__REQUIREMENTS__: Collect the lines of the entries where "this" shows up.

__MATERIAL FOR THE TASK__:
## begin

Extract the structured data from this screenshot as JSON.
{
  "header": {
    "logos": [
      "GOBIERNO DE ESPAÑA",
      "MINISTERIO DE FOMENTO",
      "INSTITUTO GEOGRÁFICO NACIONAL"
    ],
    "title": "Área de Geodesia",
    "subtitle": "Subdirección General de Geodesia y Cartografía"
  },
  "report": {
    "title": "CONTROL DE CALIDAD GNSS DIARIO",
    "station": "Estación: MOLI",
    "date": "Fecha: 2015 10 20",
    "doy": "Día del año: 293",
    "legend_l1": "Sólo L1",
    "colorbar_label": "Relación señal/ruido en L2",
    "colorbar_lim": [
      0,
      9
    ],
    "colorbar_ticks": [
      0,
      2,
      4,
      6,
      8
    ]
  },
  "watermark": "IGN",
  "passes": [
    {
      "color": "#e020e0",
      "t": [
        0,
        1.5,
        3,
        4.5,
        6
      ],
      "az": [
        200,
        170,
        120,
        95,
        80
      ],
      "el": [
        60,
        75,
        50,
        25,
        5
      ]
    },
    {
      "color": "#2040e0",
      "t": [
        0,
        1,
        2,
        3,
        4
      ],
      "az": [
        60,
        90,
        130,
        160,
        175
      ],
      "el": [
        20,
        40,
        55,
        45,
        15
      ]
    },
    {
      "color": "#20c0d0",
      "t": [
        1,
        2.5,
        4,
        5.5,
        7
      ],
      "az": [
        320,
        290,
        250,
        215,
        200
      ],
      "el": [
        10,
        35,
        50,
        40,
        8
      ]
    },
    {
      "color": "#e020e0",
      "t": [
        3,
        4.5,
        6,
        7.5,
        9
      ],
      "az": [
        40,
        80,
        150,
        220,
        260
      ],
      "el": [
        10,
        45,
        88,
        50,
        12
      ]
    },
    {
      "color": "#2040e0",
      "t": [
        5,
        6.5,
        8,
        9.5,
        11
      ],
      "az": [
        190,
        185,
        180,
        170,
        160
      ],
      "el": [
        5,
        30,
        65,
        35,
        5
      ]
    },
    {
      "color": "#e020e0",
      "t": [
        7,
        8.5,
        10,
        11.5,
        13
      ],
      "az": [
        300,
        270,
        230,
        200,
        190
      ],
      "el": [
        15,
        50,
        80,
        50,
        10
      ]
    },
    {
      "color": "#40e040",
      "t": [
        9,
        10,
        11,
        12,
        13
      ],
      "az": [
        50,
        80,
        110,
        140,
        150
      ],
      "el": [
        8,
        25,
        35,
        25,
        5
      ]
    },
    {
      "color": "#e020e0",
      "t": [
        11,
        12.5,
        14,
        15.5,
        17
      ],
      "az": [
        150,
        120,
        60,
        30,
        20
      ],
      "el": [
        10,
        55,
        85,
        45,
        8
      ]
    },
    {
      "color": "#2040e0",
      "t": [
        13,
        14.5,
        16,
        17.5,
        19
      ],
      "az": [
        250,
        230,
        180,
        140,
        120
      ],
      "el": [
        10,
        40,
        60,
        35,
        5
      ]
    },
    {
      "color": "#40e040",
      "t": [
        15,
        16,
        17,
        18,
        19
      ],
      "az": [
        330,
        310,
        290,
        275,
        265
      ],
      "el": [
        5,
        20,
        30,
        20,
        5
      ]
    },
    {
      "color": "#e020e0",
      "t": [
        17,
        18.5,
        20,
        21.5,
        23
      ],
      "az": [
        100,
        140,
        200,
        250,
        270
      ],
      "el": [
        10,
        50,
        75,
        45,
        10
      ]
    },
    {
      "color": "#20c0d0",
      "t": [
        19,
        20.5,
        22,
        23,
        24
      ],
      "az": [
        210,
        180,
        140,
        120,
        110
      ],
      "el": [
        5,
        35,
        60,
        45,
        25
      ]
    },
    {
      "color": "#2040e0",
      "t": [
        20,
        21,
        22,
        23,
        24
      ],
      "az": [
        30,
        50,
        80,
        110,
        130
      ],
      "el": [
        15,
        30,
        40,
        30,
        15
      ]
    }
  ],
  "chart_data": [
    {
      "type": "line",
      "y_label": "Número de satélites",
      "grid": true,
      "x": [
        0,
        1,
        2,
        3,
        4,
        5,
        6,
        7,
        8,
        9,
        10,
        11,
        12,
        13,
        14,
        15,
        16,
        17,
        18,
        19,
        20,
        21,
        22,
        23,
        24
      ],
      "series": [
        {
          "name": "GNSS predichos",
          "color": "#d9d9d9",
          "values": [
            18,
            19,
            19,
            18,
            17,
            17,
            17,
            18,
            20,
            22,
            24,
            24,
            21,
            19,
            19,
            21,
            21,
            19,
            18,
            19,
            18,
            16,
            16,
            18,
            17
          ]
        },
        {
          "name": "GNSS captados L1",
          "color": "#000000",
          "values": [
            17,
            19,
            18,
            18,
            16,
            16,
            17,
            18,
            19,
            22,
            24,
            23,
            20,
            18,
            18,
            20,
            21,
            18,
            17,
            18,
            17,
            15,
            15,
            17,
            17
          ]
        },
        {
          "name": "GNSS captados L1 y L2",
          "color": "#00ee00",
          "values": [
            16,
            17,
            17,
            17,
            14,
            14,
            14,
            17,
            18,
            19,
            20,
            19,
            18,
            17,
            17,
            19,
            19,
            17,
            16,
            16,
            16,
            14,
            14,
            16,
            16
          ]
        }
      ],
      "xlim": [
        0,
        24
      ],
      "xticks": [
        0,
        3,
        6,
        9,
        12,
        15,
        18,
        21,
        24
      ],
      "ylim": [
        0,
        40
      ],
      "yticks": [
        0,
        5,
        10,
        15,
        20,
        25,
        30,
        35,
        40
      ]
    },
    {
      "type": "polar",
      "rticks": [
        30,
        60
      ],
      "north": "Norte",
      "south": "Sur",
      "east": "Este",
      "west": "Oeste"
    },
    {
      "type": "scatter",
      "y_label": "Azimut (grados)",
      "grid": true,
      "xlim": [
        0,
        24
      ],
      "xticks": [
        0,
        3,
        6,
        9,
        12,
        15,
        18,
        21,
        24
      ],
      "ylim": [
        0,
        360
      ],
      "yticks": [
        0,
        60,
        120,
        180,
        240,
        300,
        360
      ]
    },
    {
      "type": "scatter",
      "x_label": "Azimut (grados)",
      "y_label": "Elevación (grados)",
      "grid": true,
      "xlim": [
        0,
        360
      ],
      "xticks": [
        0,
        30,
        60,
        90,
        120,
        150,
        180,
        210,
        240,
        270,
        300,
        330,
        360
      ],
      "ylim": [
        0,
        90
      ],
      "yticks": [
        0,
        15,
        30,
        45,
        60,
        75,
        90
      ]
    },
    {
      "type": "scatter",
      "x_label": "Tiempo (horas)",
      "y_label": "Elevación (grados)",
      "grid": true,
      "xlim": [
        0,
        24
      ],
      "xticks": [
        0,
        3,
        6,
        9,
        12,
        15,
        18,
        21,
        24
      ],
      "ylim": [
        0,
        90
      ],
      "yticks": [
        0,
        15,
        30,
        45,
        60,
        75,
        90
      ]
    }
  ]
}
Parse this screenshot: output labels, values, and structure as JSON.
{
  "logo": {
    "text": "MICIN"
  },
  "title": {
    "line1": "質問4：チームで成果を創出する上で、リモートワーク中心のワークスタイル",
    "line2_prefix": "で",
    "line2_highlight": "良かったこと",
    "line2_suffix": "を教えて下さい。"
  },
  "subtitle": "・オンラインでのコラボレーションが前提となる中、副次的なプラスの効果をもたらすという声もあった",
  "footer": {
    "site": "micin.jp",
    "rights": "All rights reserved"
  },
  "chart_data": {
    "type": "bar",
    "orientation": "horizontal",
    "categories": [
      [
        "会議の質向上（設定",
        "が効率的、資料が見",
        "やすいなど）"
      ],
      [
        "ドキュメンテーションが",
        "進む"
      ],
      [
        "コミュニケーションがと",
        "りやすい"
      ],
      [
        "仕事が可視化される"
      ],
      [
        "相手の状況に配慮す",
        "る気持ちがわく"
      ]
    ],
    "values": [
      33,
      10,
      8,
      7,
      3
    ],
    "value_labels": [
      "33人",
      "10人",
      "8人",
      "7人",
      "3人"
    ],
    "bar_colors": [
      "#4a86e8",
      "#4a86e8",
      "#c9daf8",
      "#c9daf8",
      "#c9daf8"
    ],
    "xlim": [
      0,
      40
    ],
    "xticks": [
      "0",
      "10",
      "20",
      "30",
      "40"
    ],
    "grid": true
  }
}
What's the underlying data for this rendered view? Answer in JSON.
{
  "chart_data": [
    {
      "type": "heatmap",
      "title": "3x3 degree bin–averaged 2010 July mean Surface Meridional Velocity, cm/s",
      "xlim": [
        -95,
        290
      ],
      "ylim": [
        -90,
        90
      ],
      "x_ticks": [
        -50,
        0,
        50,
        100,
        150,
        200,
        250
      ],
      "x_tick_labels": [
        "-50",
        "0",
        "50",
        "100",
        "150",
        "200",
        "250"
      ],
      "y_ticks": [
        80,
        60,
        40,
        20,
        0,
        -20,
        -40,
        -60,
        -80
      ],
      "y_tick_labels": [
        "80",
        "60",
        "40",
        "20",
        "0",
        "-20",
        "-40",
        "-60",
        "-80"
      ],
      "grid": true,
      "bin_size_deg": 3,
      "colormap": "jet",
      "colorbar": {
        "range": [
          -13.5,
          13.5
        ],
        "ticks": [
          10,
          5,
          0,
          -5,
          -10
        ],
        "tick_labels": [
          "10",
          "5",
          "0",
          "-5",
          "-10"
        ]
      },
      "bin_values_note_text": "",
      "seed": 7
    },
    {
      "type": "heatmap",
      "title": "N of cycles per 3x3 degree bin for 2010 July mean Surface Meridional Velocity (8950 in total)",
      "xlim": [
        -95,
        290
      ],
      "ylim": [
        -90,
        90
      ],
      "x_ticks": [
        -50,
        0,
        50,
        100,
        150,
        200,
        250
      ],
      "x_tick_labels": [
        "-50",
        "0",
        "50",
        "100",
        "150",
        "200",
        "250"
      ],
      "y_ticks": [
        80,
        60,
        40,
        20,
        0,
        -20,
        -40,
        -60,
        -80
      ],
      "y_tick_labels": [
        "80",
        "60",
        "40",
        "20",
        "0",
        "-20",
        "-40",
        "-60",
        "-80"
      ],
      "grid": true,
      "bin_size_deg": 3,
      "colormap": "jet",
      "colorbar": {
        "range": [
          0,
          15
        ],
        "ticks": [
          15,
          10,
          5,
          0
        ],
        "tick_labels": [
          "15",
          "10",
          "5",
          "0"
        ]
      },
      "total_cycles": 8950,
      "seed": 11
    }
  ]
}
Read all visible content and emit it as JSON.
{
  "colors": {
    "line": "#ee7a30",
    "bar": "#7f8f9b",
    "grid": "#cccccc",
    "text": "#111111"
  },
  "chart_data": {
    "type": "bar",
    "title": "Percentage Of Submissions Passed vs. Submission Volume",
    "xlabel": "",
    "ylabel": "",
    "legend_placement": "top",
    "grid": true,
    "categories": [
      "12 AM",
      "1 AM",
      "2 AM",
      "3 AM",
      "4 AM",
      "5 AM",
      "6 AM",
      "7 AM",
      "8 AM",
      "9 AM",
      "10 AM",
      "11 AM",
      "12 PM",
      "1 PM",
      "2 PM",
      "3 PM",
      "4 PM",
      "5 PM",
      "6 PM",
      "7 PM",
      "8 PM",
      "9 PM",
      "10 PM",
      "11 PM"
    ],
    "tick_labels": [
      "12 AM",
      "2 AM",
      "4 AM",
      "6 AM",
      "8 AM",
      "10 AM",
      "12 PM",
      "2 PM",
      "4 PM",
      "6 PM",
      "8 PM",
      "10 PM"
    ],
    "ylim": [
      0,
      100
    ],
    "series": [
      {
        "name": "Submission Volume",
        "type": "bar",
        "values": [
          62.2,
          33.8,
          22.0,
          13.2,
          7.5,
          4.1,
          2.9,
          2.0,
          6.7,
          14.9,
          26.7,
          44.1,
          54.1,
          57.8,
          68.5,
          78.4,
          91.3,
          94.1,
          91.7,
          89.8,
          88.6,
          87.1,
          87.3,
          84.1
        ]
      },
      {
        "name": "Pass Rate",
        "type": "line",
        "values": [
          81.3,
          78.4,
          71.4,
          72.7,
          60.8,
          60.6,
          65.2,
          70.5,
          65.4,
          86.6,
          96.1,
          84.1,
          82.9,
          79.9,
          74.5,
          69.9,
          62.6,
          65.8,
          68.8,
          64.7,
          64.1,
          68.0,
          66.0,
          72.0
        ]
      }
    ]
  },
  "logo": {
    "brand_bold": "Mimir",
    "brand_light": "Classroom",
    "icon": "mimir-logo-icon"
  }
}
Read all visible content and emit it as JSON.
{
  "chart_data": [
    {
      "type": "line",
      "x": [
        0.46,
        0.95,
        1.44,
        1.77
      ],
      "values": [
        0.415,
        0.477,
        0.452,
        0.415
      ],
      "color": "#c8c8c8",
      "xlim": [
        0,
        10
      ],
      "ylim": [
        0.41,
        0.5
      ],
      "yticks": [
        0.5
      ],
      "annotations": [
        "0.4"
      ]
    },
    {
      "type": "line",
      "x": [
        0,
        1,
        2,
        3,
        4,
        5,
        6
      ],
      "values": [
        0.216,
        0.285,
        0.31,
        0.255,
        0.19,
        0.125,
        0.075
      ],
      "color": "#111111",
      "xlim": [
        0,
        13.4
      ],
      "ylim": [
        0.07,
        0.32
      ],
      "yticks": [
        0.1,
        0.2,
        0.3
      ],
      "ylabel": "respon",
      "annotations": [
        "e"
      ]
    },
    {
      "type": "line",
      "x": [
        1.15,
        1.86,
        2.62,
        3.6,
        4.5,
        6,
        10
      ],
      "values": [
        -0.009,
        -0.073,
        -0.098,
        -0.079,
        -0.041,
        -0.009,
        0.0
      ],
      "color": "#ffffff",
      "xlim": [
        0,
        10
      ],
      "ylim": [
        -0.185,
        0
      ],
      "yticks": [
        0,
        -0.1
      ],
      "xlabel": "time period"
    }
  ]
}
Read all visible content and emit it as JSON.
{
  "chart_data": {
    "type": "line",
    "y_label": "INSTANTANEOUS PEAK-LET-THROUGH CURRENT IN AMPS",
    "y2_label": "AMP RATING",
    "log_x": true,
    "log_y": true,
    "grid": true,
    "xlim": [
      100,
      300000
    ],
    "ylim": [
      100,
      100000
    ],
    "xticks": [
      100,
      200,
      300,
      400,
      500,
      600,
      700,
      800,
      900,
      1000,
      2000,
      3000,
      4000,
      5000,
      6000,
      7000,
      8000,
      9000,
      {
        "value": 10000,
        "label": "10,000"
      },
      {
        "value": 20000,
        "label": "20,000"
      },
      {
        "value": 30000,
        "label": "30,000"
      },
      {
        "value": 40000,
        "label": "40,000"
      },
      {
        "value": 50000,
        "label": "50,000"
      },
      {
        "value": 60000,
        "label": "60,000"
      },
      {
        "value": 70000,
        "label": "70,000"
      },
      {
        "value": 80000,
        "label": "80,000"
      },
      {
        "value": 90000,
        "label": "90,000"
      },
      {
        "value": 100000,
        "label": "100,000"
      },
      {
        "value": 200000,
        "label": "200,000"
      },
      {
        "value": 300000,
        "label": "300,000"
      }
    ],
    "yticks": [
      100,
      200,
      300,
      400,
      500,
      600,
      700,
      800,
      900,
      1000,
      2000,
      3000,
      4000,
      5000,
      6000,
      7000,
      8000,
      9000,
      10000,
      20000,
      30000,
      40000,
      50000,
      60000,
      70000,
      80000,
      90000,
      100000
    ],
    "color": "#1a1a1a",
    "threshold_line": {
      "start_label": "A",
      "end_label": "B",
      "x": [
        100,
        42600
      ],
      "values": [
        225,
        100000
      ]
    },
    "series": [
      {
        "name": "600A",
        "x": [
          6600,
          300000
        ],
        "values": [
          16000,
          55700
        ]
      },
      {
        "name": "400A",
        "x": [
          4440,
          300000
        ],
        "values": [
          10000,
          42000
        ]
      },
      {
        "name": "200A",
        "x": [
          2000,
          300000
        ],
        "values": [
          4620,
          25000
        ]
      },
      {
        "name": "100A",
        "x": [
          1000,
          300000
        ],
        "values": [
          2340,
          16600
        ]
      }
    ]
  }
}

## end

__OUTPUT__:
Extract the structured data from this screenshot as JSON.
Parse this screenshot: output labels, values, and structure as JSON.
What's the underlying data for this rendered view? Answer in JSON.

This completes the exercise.